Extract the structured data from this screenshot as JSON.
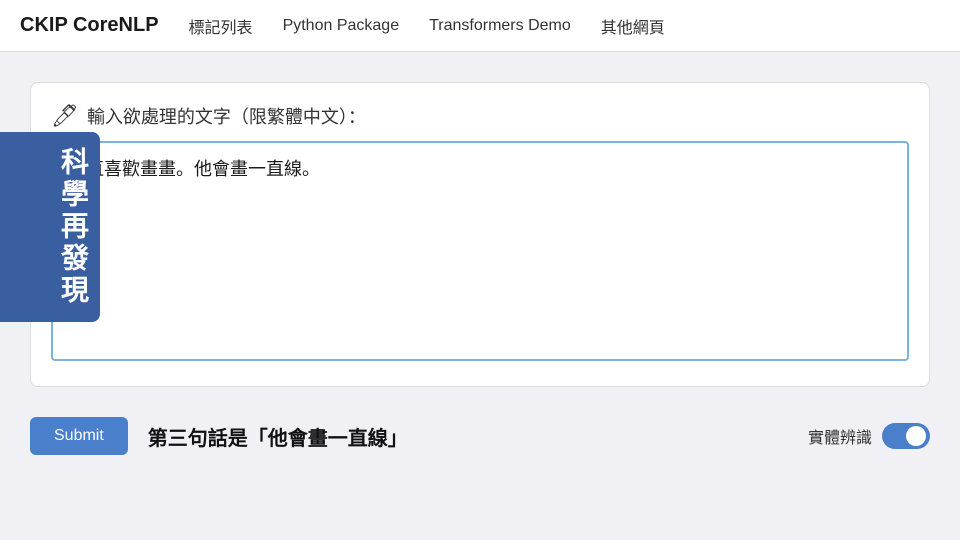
{
  "navbar": {
    "brand": "CKIP CoreNLP",
    "links": [
      {
        "label": "標記列表",
        "active": false
      },
      {
        "label": "Python Package",
        "active": true
      },
      {
        "label": "Transformers Demo",
        "active": false
      },
      {
        "label": "其他網頁",
        "active": false
      }
    ]
  },
  "watermark": {
    "text": "科學再發現"
  },
  "input_section": {
    "label_icon": "🖊",
    "label": "輸入欲處理的文字（限繁體中文）：",
    "placeholder": "",
    "value": "一直喜歡畫畫。他會畫一直線。"
  },
  "bottom": {
    "submit_label": "Submit",
    "status_text": "第三句話是「他會畫一直線」",
    "toggle_label": "實體辨識"
  }
}
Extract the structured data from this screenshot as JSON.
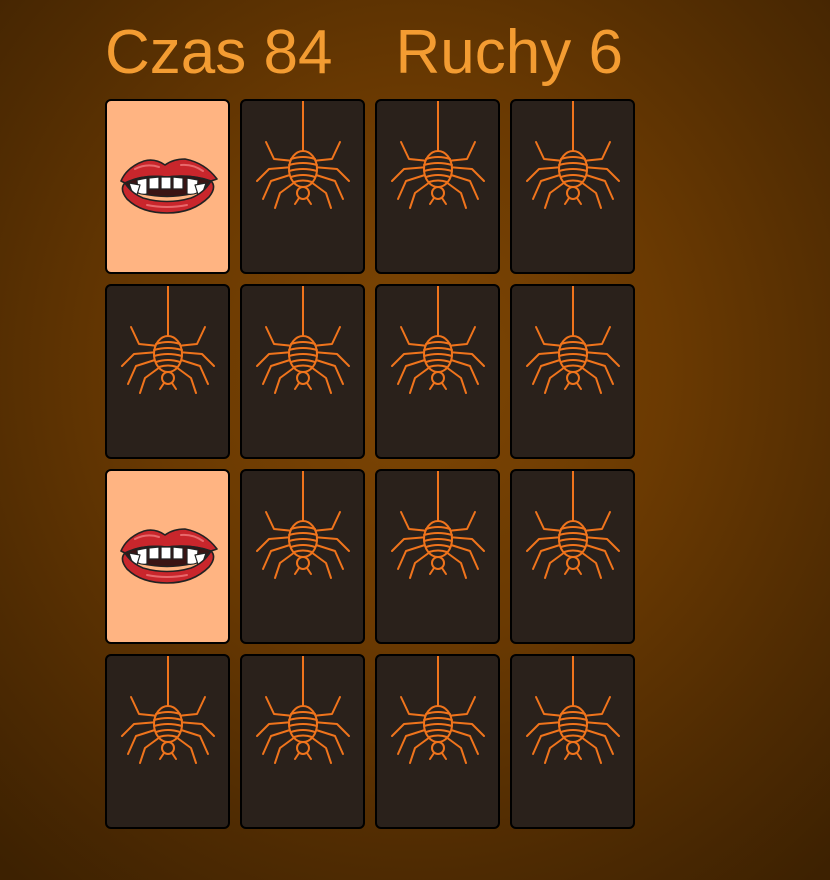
{
  "stats": {
    "time_label": "Czas",
    "time_value": "84",
    "moves_label": "Ruchy",
    "moves_value": "6"
  },
  "colors": {
    "text": "#f39c32",
    "card_back": "#2a211b",
    "card_face": "#ffb482",
    "spider": "#f0741c",
    "lips": "#c9262c"
  },
  "board": {
    "rows": 4,
    "cols": 4,
    "cards": [
      {
        "state": "face-up",
        "icon": "vampire-lips-icon"
      },
      {
        "state": "face-down",
        "icon": "spider-icon"
      },
      {
        "state": "face-down",
        "icon": "spider-icon"
      },
      {
        "state": "face-down",
        "icon": "spider-icon"
      },
      {
        "state": "face-down",
        "icon": "spider-icon"
      },
      {
        "state": "face-down",
        "icon": "spider-icon"
      },
      {
        "state": "face-down",
        "icon": "spider-icon"
      },
      {
        "state": "face-down",
        "icon": "spider-icon"
      },
      {
        "state": "face-up",
        "icon": "vampire-lips-icon"
      },
      {
        "state": "face-down",
        "icon": "spider-icon"
      },
      {
        "state": "face-down",
        "icon": "spider-icon"
      },
      {
        "state": "face-down",
        "icon": "spider-icon"
      },
      {
        "state": "face-down",
        "icon": "spider-icon"
      },
      {
        "state": "face-down",
        "icon": "spider-icon"
      },
      {
        "state": "face-down",
        "icon": "spider-icon"
      },
      {
        "state": "face-down",
        "icon": "spider-icon"
      }
    ]
  }
}
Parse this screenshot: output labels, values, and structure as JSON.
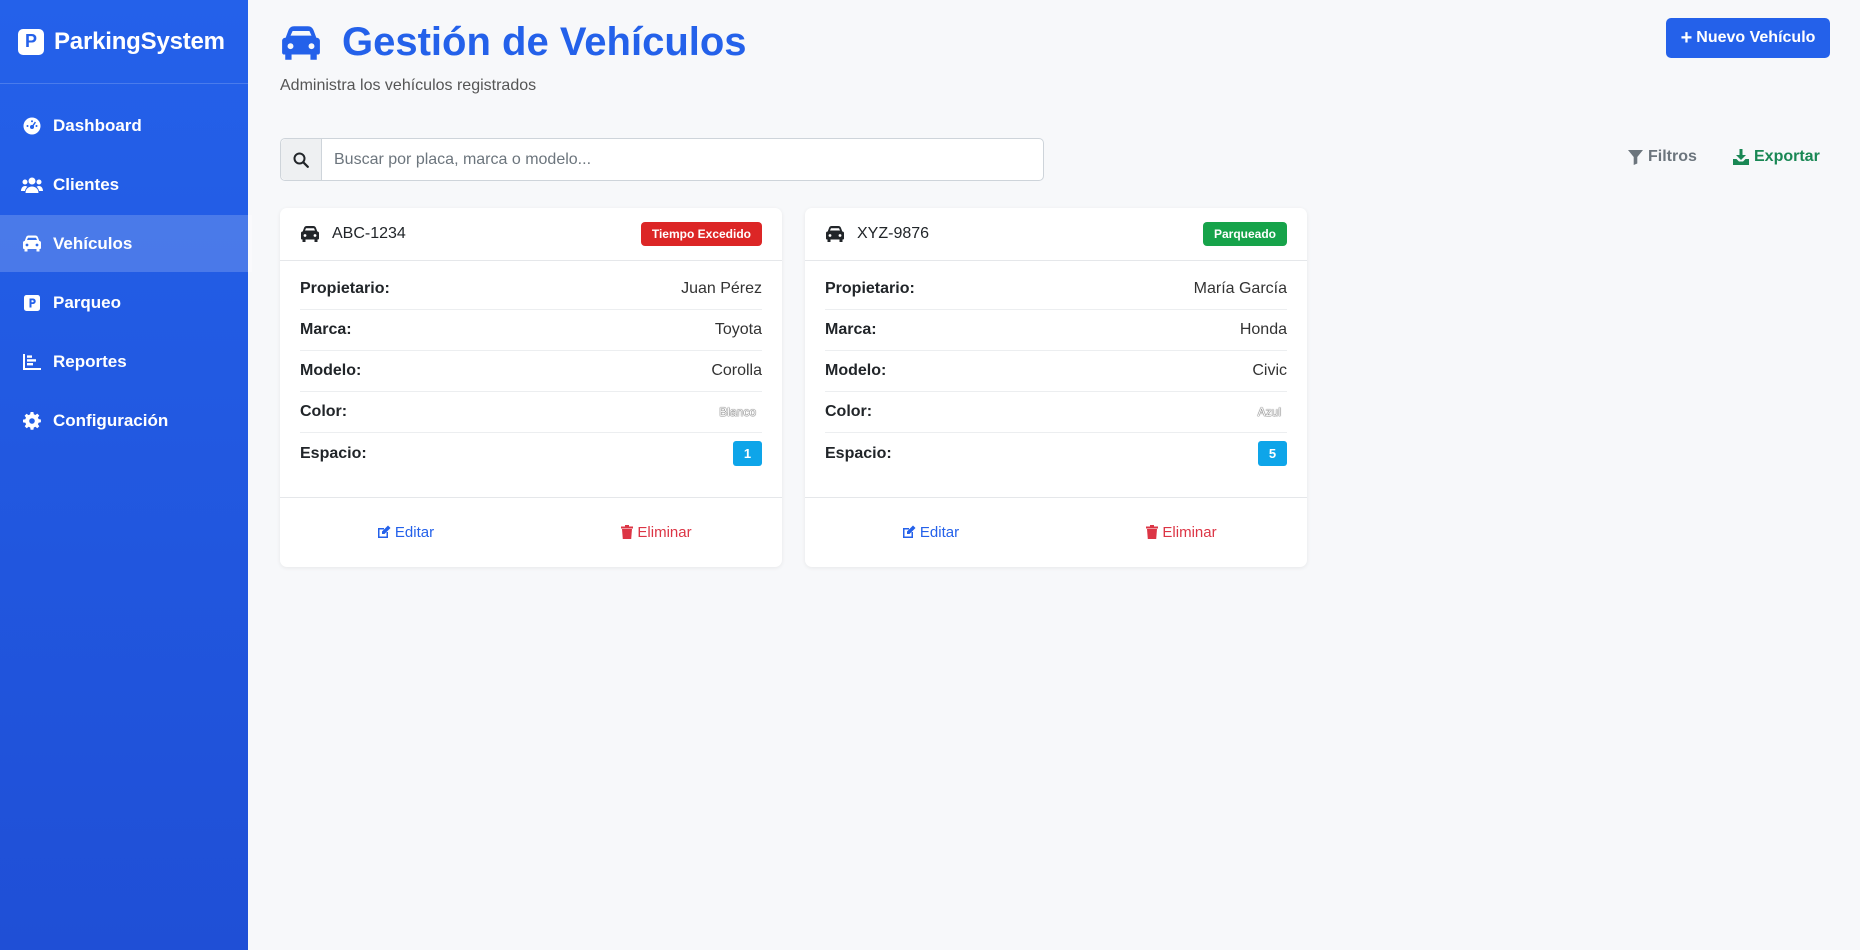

**What you have to do**
Your task is to return the entries above exactly, with no pictures.

**Solution to this problem**
Extract the structured data from this screenshot as JSON.
{
  "navbar": {
    "brand": "CKIP CoreNLP",
    "links": [
      {
        "label": "標記列表",
        "active": false
      },
      {
        "label": "Python Package",
        "active": true
      },
      {
        "label": "Transformers Demo",
        "active": false
      },
      {
        "label": "其他網頁",
        "active": false
      }
    ]
  },
  "watermark": {
    "text": "科學再發現"
  },
  "input_section": {
    "label_icon": "🖊",
    "label": "輸入欲處理的文字（限繁體中文）：",
    "placeholder": "",
    "value": "一直喜歡畫畫。他會畫一直線。"
  },
  "bottom": {
    "submit_label": "Submit",
    "status_text": "第三句話是「他會畫一直線」",
    "toggle_label": "實體辨識"
  }
}
Extract the structured data from this screenshot as JSON.
{
  "stats": {
    "time_label": "Czas",
    "time_value": "84",
    "moves_label": "Ruchy",
    "moves_value": "6"
  },
  "colors": {
    "text": "#f39c32",
    "card_back": "#2a211b",
    "card_face": "#ffb482",
    "spider": "#f0741c",
    "lips": "#c9262c"
  },
  "board": {
    "rows": 4,
    "cols": 4,
    "cards": [
      {
        "state": "face-up",
        "icon": "vampire-lips-icon"
      },
      {
        "state": "face-down",
        "icon": "spider-icon"
      },
      {
        "state": "face-down",
        "icon": "spider-icon"
      },
      {
        "state": "face-down",
        "icon": "spider-icon"
      },
      {
        "state": "face-down",
        "icon": "spider-icon"
      },
      {
        "state": "face-down",
        "icon": "spider-icon"
      },
      {
        "state": "face-down",
        "icon": "spider-icon"
      },
      {
        "state": "face-down",
        "icon": "spider-icon"
      },
      {
        "state": "face-up",
        "icon": "vampire-lips-icon"
      },
      {
        "state": "face-down",
        "icon": "spider-icon"
      },
      {
        "state": "face-down",
        "icon": "spider-icon"
      },
      {
        "state": "face-down",
        "icon": "spider-icon"
      },
      {
        "state": "face-down",
        "icon": "spider-icon"
      },
      {
        "state": "face-down",
        "icon": "spider-icon"
      },
      {
        "state": "face-down",
        "icon": "spider-icon"
      },
      {
        "state": "face-down",
        "icon": "spider-icon"
      }
    ]
  }
}
Parse this screenshot: output labels, values, and structure as JSON.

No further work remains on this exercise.